## JOB
Please write out the material below exactly as given.

## INPUT MATERIAL
— Start —

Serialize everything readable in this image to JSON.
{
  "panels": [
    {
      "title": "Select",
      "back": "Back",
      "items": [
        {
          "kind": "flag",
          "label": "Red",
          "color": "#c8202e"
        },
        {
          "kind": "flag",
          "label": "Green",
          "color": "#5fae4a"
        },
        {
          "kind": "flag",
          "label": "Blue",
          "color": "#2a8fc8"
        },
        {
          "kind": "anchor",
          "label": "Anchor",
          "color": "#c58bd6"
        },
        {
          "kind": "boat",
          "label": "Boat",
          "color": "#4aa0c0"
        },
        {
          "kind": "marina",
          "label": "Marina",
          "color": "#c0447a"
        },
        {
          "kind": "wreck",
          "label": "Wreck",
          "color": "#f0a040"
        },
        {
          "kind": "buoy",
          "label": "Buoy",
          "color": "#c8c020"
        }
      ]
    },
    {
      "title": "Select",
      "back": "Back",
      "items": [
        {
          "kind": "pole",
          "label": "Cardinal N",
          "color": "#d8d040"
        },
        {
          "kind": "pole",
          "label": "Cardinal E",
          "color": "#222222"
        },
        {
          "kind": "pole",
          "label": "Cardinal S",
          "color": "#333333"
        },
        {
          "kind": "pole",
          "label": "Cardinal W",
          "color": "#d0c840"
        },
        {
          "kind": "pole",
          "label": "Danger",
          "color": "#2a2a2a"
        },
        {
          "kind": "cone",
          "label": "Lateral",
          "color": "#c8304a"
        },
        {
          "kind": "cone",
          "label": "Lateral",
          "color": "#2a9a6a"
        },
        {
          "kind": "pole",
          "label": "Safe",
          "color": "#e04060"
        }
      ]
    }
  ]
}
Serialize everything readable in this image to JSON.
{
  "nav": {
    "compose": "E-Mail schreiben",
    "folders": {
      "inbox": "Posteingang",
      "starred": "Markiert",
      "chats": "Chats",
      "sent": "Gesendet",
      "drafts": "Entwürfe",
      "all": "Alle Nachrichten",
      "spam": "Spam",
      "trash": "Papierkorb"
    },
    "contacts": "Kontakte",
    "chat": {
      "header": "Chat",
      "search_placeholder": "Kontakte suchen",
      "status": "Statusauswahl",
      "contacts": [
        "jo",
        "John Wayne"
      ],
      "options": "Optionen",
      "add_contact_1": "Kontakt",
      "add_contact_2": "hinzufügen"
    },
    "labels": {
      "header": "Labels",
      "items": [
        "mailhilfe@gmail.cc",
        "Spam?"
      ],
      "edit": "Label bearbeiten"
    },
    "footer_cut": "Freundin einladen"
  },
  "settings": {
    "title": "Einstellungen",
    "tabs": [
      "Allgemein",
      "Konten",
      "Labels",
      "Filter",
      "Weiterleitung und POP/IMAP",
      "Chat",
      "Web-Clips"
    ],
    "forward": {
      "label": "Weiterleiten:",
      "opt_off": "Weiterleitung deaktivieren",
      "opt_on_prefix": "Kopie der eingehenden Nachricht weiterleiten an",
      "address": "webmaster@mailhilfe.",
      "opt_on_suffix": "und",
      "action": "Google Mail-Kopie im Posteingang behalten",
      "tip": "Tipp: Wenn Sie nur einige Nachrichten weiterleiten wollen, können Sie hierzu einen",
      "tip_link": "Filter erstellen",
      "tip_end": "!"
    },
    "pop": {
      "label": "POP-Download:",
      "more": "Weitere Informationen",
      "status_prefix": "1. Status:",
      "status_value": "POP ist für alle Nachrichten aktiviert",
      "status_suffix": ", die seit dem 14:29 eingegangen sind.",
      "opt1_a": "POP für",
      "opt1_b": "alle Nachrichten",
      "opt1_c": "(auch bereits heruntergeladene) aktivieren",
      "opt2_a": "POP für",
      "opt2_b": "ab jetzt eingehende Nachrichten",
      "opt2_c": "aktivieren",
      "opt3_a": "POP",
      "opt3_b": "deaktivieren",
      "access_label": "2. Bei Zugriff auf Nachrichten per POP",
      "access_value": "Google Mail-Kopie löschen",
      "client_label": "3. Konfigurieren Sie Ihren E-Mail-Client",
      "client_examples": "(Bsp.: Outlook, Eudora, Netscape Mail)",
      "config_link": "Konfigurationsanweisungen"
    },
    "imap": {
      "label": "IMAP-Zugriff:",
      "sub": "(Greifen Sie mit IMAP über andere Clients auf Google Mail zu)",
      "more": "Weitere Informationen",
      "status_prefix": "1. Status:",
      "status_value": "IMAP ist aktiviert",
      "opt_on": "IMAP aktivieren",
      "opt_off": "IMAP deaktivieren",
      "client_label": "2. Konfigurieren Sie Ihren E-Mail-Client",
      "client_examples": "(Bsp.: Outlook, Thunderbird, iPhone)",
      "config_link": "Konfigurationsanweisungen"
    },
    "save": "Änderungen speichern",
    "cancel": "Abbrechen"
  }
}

— End —

## EXPECTED ANSWER
Serialize everything readable in this image to JSON.
{
  "panels": [
    {
      "title": "Select",
      "back": "Back",
      "items": [
        {
          "kind": "flag",
          "label": "Red",
          "color": "#c8202e"
        },
        {
          "kind": "flag",
          "label": "Green",
          "color": "#5fae4a"
        },
        {
          "kind": "flag",
          "label": "Blue",
          "color": "#2a8fc8"
        },
        {
          "kind": "anchor",
          "label": "Anchor",
          "color": "#c58bd6"
        },
        {
          "kind": "boat",
          "label": "Boat",
          "color": "#4aa0c0"
        },
        {
          "kind": "marina",
          "label": "Marina",
          "color": "#c0447a"
        },
        {
          "kind": "wreck",
          "label": "Wreck",
          "color": "#f0a040"
        },
        {
          "kind": "buoy",
          "label": "Buoy",
          "color": "#c8c020"
        }
      ]
    },
    {
      "title": "Select",
      "back": "Back",
      "items": [
        {
          "kind": "pole",
          "label": "Cardinal N",
          "color": "#d8d040"
        },
        {
          "kind": "pole",
          "label": "Cardinal E",
          "color": "#222222"
        },
        {
          "kind": "pole",
          "label": "Cardinal S",
          "color": "#333333"
        },
        {
          "kind": "pole",
          "label": "Cardinal W",
          "color": "#d0c840"
        },
        {
          "kind": "pole",
          "label": "Danger",
          "color": "#2a2a2a"
        },
        {
          "kind": "cone",
          "label": "Lateral",
          "color": "#c8304a"
        },
        {
          "kind": "cone",
          "label": "Lateral",
          "color": "#2a9a6a"
        },
        {
          "kind": "pole",
          "label": "Safe",
          "color": "#e04060"
        }
      ]
    }
  ]
}
Serialize everything readable in this image to JSON.
{
  "nav": {
    "compose": "E-Mail schreiben",
    "folders": {
      "inbox": "Posteingang",
      "starred": "Markiert",
      "chats": "Chats",
      "sent": "Gesendet",
      "drafts": "Entwürfe",
      "all": "Alle Nachrichten",
      "spam": "Spam",
      "trash": "Papierkorb"
    },
    "contacts": "Kontakte",
    "chat": {
      "header": "Chat",
      "search_placeholder": "Kontakte suchen",
      "status": "Statusauswahl",
      "contacts": [
        "jo",
        "John Wayne"
      ],
      "options": "Optionen",
      "add_contact_1": "Kontakt",
      "add_contact_2": "hinzufügen"
    },
    "labels": {
      "header": "Labels",
      "items": [
        "mailhilfe@gmail.cc",
        "Spam?"
      ],
      "edit": "Label bearbeiten"
    },
    "footer_cut": "Freundin einladen"
  },
  "settings": {
    "title": "Einstellungen",
    "tabs": [
      "Allgemein",
      "Konten",
      "Labels",
      "Filter",
      "Weiterleitung und POP/IMAP",
      "Chat",
      "Web-Clips"
    ],
    "forward": {
      "label": "Weiterleiten:",
      "opt_off": "Weiterleitung deaktivieren",
      "opt_on_prefix": "Kopie der eingehenden Nachricht weiterleiten an",
      "address": "webmaster@mailhilfe.",
      "opt_on_suffix": "und",
      "action": "Google Mail-Kopie im Posteingang behalten",
      "tip": "Tipp: Wenn Sie nur einige Nachrichten weiterleiten wollen, können Sie hierzu einen",
      "tip_link": "Filter erstellen",
      "tip_end": "!"
    },
    "pop": {
      "label": "POP-Download:",
      "more": "Weitere Informationen",
      "status_prefix": "1. Status:",
      "status_value": "POP ist für alle Nachrichten aktiviert",
      "status_suffix": ", die seit dem 14:29 eingegangen sind.",
      "opt1_a": "POP für",
      "opt1_b": "alle Nachrichten",
      "opt1_c": "(auch bereits heruntergeladene) aktivieren",
      "opt2_a": "POP für",
      "opt2_b": "ab jetzt eingehende Nachrichten",
      "opt2_c": "aktivieren",
      "opt3_a": "POP",
      "opt3_b": "deaktivieren",
      "access_label": "2. Bei Zugriff auf Nachrichten per POP",
      "access_value": "Google Mail-Kopie löschen",
      "client_label": "3. Konfigurieren Sie Ihren E-Mail-Client",
      "client_examples": "(Bsp.: Outlook, Eudora, Netscape Mail)",
      "config_link": "Konfigurationsanweisungen"
    },
    "imap": {
      "label": "IMAP-Zugriff:",
      "sub": "(Greifen Sie mit IMAP über andere Clients auf Google Mail zu)",
      "more": "Weitere Informationen",
      "status_prefix": "1. Status:",
      "status_value": "IMAP ist aktiviert",
      "opt_on": "IMAP aktivieren",
      "opt_off": "IMAP deaktivieren",
      "client_label": "2. Konfigurieren Sie Ihren E-Mail-Client",
      "client_examples": "(Bsp.: Outlook, Thunderbird, iPhone)",
      "config_link": "Konfigurationsanweisungen"
    },
    "save": "Änderungen speichern",
    "cancel": "Abbrechen"
  }
}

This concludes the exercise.